Any pictures in the records below should be skipped; write out everything else exactly.
☆ ☆ ☆ ☆
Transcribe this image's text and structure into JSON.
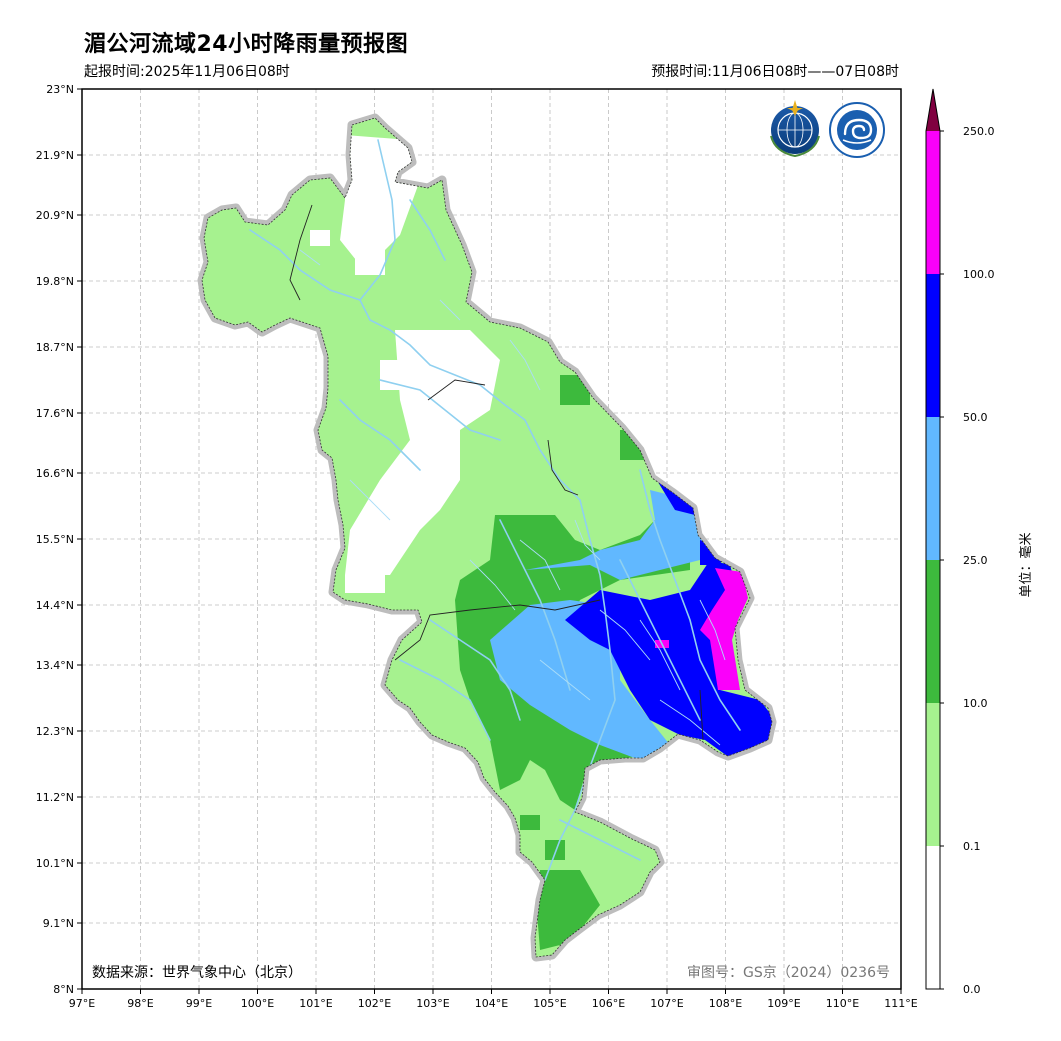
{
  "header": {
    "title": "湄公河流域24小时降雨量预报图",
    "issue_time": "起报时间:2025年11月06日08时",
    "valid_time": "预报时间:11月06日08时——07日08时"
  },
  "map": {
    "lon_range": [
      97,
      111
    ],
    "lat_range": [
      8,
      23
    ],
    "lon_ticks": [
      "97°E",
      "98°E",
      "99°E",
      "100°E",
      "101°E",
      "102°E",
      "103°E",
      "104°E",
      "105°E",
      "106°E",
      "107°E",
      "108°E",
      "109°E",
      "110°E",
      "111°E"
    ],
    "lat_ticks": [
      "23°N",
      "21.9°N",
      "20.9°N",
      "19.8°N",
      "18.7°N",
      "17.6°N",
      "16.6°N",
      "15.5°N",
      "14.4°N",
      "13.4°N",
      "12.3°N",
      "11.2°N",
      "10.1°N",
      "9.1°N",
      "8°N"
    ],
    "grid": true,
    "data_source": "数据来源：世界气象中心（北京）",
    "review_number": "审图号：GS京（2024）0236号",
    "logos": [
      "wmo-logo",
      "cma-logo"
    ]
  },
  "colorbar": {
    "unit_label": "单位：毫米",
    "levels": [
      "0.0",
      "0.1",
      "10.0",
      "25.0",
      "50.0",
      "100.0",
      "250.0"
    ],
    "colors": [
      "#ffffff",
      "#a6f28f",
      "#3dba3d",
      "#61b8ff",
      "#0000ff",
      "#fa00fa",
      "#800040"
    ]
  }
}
☆ ☆ ☆ ☆
• _Exercise output_:
Transcribe this image's text and structure into JSON.
{
  "header": {
    "title": "湄公河流域24小时降雨量预报图",
    "issue_time": "起报时间:2025年11月06日08时",
    "valid_time": "预报时间:11月06日08时——07日08时"
  },
  "map": {
    "lon_range": [
      97,
      111
    ],
    "lat_range": [
      8,
      23
    ],
    "lon_ticks": [
      "97°E",
      "98°E",
      "99°E",
      "100°E",
      "101°E",
      "102°E",
      "103°E",
      "104°E",
      "105°E",
      "106°E",
      "107°E",
      "108°E",
      "109°E",
      "110°E",
      "111°E"
    ],
    "lat_ticks": [
      "23°N",
      "21.9°N",
      "20.9°N",
      "19.8°N",
      "18.7°N",
      "17.6°N",
      "16.6°N",
      "15.5°N",
      "14.4°N",
      "13.4°N",
      "12.3°N",
      "11.2°N",
      "10.1°N",
      "9.1°N",
      "8°N"
    ],
    "grid": true,
    "data_source": "数据来源：世界气象中心（北京）",
    "review_number": "审图号：GS京（2024）0236号",
    "logos": [
      "wmo-logo",
      "cma-logo"
    ]
  },
  "colorbar": {
    "unit_label": "单位：毫米",
    "levels": [
      "0.0",
      "0.1",
      "10.0",
      "25.0",
      "50.0",
      "100.0",
      "250.0"
    ],
    "colors": [
      "#ffffff",
      "#a6f28f",
      "#3dba3d",
      "#61b8ff",
      "#0000ff",
      "#fa00fa",
      "#800040"
    ]
  }
}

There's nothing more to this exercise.